══ Task data ══
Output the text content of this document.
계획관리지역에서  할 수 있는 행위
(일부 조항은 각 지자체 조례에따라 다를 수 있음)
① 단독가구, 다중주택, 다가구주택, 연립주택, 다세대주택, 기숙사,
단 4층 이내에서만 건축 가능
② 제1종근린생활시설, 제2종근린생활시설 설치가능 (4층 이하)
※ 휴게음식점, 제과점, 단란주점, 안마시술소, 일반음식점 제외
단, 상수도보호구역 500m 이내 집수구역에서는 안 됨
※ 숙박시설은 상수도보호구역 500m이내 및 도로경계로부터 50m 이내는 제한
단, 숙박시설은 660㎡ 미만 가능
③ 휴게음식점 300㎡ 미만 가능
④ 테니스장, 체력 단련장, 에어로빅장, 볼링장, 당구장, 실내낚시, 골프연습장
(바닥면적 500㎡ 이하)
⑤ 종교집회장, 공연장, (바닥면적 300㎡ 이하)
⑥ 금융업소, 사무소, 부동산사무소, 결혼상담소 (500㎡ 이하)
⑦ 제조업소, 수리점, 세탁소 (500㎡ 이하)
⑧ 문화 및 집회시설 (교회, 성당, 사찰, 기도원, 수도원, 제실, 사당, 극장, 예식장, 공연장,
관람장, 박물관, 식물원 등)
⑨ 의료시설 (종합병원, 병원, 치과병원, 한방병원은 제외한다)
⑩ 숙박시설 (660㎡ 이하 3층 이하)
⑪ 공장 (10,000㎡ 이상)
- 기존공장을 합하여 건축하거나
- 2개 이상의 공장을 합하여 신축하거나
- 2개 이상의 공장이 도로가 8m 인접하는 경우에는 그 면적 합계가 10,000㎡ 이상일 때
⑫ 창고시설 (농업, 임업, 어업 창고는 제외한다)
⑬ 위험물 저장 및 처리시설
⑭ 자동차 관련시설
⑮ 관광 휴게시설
═══
### Instructions for the task
Output the entries verbatim.

### Problem solution
Output the text content of this document.
계획관리지역에서  할 수 있는 행위
(일부 조항은 각 지자체 조례에따라 다를 수 있음)
① 단독가구, 다중주택, 다가구주택, 연립주택, 다세대주택, 기숙사,
단 4층 이내에서만 건축 가능
② 제1종근린생활시설, 제2종근린생활시설 설치가능 (4층 이하)
※ 휴게음식점, 제과점, 단란주점, 안마시술소, 일반음식점 제외
단, 상수도보호구역 500m 이내 집수구역에서는 안 됨
※ 숙박시설은 상수도보호구역 500m이내 및 도로경계로부터 50m 이내는 제한
단, 숙박시설은 660㎡ 미만 가능
③ 휴게음식점 300㎡ 미만 가능
④ 테니스장, 체력 단련장, 에어로빅장, 볼링장, 당구장, 실내낚시, 골프연습장
(바닥면적 500㎡ 이하)
⑤ 종교집회장, 공연장, (바닥면적 300㎡ 이하)
⑥ 금융업소, 사무소, 부동산사무소, 결혼상담소 (500㎡ 이하)
⑦ 제조업소, 수리점, 세탁소 (500㎡ 이하)
⑧ 문화 및 집회시설 (교회, 성당, 사찰, 기도원, 수도원, 제실, 사당, 극장, 예식장, 공연장,
관람장, 박물관, 식물원 등)
⑨ 의료시설 (종합병원, 병원, 치과병원, 한방병원은 제외한다)
⑩ 숙박시설 (660㎡ 이하 3층 이하)
⑪ 공장 (10,000㎡ 이상)
- 기존공장을 합하여 건축하거나
- 2개 이상의 공장을 합하여 신축하거나
- 2개 이상의 공장이 도로가 8m 인접하는 경우에는 그 면적 합계가 10,000㎡ 이상일 때
⑫ 창고시설 (농업, 임업, 어업 창고는 제외한다)
⑬ 위험물 저장 및 처리시설
⑭ 자동차 관련시설
⑮ 관광 휴게시설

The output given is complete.